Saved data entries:
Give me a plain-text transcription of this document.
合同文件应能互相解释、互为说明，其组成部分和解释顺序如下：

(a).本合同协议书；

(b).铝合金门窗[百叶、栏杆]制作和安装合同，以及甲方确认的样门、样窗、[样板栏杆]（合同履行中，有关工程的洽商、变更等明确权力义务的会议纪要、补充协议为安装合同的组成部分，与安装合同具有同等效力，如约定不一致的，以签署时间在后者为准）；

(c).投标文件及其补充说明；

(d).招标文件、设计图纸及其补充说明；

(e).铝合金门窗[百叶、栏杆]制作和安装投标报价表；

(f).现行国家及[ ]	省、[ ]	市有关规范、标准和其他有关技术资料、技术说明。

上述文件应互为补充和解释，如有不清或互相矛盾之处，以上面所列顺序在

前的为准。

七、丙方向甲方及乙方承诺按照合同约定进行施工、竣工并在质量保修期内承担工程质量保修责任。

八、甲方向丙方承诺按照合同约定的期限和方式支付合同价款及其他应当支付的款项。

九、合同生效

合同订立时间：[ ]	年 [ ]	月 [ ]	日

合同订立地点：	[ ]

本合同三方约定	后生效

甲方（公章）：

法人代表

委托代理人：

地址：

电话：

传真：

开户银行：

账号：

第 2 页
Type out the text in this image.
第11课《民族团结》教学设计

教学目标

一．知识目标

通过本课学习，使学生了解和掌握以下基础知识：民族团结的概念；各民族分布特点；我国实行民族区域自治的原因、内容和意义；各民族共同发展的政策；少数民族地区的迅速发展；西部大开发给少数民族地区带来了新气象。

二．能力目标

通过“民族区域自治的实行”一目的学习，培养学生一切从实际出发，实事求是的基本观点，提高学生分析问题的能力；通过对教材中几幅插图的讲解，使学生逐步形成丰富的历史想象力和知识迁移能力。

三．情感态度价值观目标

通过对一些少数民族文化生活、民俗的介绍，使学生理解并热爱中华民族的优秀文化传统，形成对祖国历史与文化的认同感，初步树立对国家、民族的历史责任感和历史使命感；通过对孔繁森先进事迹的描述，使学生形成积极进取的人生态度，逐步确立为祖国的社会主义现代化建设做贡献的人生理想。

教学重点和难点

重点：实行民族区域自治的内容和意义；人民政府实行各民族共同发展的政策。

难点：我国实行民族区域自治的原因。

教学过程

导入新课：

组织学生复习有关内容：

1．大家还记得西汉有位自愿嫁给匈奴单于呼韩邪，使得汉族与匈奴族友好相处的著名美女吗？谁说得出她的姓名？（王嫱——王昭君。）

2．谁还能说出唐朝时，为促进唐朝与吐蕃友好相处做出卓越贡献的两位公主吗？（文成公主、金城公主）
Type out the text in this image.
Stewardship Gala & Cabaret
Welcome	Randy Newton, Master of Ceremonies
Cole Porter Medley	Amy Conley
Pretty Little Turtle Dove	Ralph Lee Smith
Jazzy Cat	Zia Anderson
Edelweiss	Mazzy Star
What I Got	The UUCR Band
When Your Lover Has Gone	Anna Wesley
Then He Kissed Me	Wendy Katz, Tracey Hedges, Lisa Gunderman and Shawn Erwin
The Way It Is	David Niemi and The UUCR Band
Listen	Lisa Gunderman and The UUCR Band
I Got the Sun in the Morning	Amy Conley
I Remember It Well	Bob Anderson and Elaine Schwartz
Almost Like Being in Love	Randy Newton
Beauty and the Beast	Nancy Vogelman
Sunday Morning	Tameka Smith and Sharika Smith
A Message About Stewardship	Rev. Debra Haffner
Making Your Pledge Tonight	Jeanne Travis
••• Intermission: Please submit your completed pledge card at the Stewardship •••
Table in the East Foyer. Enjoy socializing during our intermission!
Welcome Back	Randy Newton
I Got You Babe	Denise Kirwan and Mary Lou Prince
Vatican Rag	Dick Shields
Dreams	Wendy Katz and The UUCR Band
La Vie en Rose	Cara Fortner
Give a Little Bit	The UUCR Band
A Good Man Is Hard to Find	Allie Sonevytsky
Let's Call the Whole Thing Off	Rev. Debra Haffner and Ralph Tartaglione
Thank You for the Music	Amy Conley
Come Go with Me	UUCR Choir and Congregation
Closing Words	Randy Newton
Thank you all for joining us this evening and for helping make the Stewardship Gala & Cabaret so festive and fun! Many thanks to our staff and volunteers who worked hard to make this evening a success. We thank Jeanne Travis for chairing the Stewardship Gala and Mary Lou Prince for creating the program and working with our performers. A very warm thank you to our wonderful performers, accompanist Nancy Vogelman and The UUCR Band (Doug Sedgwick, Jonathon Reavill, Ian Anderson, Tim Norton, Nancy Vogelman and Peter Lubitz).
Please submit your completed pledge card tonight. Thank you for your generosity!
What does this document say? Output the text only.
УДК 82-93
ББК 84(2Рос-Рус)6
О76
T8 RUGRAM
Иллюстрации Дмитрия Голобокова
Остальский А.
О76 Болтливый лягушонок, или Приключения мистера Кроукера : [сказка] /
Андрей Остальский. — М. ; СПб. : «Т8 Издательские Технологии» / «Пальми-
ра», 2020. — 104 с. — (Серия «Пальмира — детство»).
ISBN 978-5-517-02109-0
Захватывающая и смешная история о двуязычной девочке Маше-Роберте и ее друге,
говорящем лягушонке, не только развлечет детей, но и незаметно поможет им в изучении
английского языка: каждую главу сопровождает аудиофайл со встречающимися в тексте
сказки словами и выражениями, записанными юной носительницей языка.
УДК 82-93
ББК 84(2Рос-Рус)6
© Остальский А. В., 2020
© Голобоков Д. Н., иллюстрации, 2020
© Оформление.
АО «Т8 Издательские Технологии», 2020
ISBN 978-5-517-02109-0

### EXERCISE TASK
Copy out each record exactly as given, omitting none.

### SOLUTION TO THIS EXERCISE
Give me a plain-text transcription of this document.
合同文件应能互相解释、互为说明，其组成部分和解释顺序如下：

(a).本合同协议书；

(b).铝合金门窗[百叶、栏杆]制作和安装合同，以及甲方确认的样门、样窗、[样板栏杆]（合同履行中，有关工程的洽商、变更等明确权力义务的会议纪要、补充协议为安装合同的组成部分，与安装合同具有同等效力，如约定不一致的，以签署时间在后者为准）；

(c).投标文件及其补充说明；

(d).招标文件、设计图纸及其补充说明；

(e).铝合金门窗[百叶、栏杆]制作和安装投标报价表；

(f).现行国家及[ ]	省、[ ]	市有关规范、标准和其他有关技术资料、技术说明。

上述文件应互为补充和解释，如有不清或互相矛盾之处，以上面所列顺序在

前的为准。

七、丙方向甲方及乙方承诺按照合同约定进行施工、竣工并在质量保修期内承担工程质量保修责任。

八、甲方向丙方承诺按照合同约定的期限和方式支付合同价款及其他应当支付的款项。

九、合同生效

合同订立时间：[ ]	年 [ ]	月 [ ]	日

合同订立地点：	[ ]

本合同三方约定	后生效

甲方（公章）：

法人代表

委托代理人：

地址：

电话：

传真：

开户银行：

账号：

第 2 页
Type out the text in this image.
第11课《民族团结》教学设计

教学目标

一．知识目标

通过本课学习，使学生了解和掌握以下基础知识：民族团结的概念；各民族分布特点；我国实行民族区域自治的原因、内容和意义；各民族共同发展的政策；少数民族地区的迅速发展；西部大开发给少数民族地区带来了新气象。

二．能力目标

通过“民族区域自治的实行”一目的学习，培养学生一切从实际出发，实事求是的基本观点，提高学生分析问题的能力；通过对教材中几幅插图的讲解，使学生逐步形成丰富的历史想象力和知识迁移能力。

三．情感态度价值观目标

通过对一些少数民族文化生活、民俗的介绍，使学生理解并热爱中华民族的优秀文化传统，形成对祖国历史与文化的认同感，初步树立对国家、民族的历史责任感和历史使命感；通过对孔繁森先进事迹的描述，使学生形成积极进取的人生态度，逐步确立为祖国的社会主义现代化建设做贡献的人生理想。

教学重点和难点

重点：实行民族区域自治的内容和意义；人民政府实行各民族共同发展的政策。

难点：我国实行民族区域自治的原因。

教学过程

导入新课：

组织学生复习有关内容：

1．大家还记得西汉有位自愿嫁给匈奴单于呼韩邪，使得汉族与匈奴族友好相处的著名美女吗？谁说得出她的姓名？（王嫱——王昭君。）

2．谁还能说出唐朝时，为促进唐朝与吐蕃友好相处做出卓越贡献的两位公主吗？（文成公主、金城公主）
Type out the text in this image.
Stewardship Gala & Cabaret
Welcome	Randy Newton, Master of Ceremonies
Cole Porter Medley	Amy Conley
Pretty Little Turtle Dove	Ralph Lee Smith
Jazzy Cat	Zia Anderson
Edelweiss	Mazzy Star
What I Got	The UUCR Band
When Your Lover Has Gone	Anna Wesley
Then He Kissed Me	Wendy Katz, Tracey Hedges, Lisa Gunderman and Shawn Erwin
The Way It Is	David Niemi and The UUCR Band
Listen	Lisa Gunderman and The UUCR Band
I Got the Sun in the Morning	Amy Conley
I Remember It Well	Bob Anderson and Elaine Schwartz
Almost Like Being in Love	Randy Newton
Beauty and the Beast	Nancy Vogelman
Sunday Morning	Tameka Smith and Sharika Smith
A Message About Stewardship	Rev. Debra Haffner
Making Your Pledge Tonight	Jeanne Travis
••• Intermission: Please submit your completed pledge card at the Stewardship •••
Table in the East Foyer. Enjoy socializing during our intermission!
Welcome Back	Randy Newton
I Got You Babe	Denise Kirwan and Mary Lou Prince
Vatican Rag	Dick Shields
Dreams	Wendy Katz and The UUCR Band
La Vie en Rose	Cara Fortner
Give a Little Bit	The UUCR Band
A Good Man Is Hard to Find	Allie Sonevytsky
Let's Call the Whole Thing Off	Rev. Debra Haffner and Ralph Tartaglione
Thank You for the Music	Amy Conley
Come Go with Me	UUCR Choir and Congregation
Closing Words	Randy Newton
Thank you all for joining us this evening and for helping make the Stewardship Gala & Cabaret so festive and fun! Many thanks to our staff and volunteers who worked hard to make this evening a success. We thank Jeanne Travis for chairing the Stewardship Gala and Mary Lou Prince for creating the program and working with our performers. A very warm thank you to our wonderful performers, accompanist Nancy Vogelman and The UUCR Band (Doug Sedgwick, Jonathon Reavill, Ian Anderson, Tim Norton, Nancy Vogelman and Peter Lubitz).
Please submit your completed pledge card tonight. Thank you for your generosity!
What does this document say? Output the text only.
УДК 82-93
ББК 84(2Рос-Рус)6
О76
T8 RUGRAM
Иллюстрации Дмитрия Голобокова
Остальский А.
О76 Болтливый лягушонок, или Приключения мистера Кроукера : [сказка] /
Андрей Остальский. — М. ; СПб. : «Т8 Издательские Технологии» / «Пальми-
ра», 2020. — 104 с. — (Серия «Пальмира — детство»).
ISBN 978-5-517-02109-0
Захватывающая и смешная история о двуязычной девочке Маше-Роберте и ее друге,
говорящем лягушонке, не только развлечет детей, но и незаметно поможет им в изучении
английского языка: каждую главу сопровождает аудиофайл со встречающимися в тексте
сказки словами и выражениями, записанными юной носительницей языка.
УДК 82-93
ББК 84(2Рос-Рус)6
© Остальский А. В., 2020
© Голобоков Д. Н., иллюстрации, 2020
© Оформление.
АО «Т8 Издательские Технологии», 2020
ISBN 978-5-517-02109-0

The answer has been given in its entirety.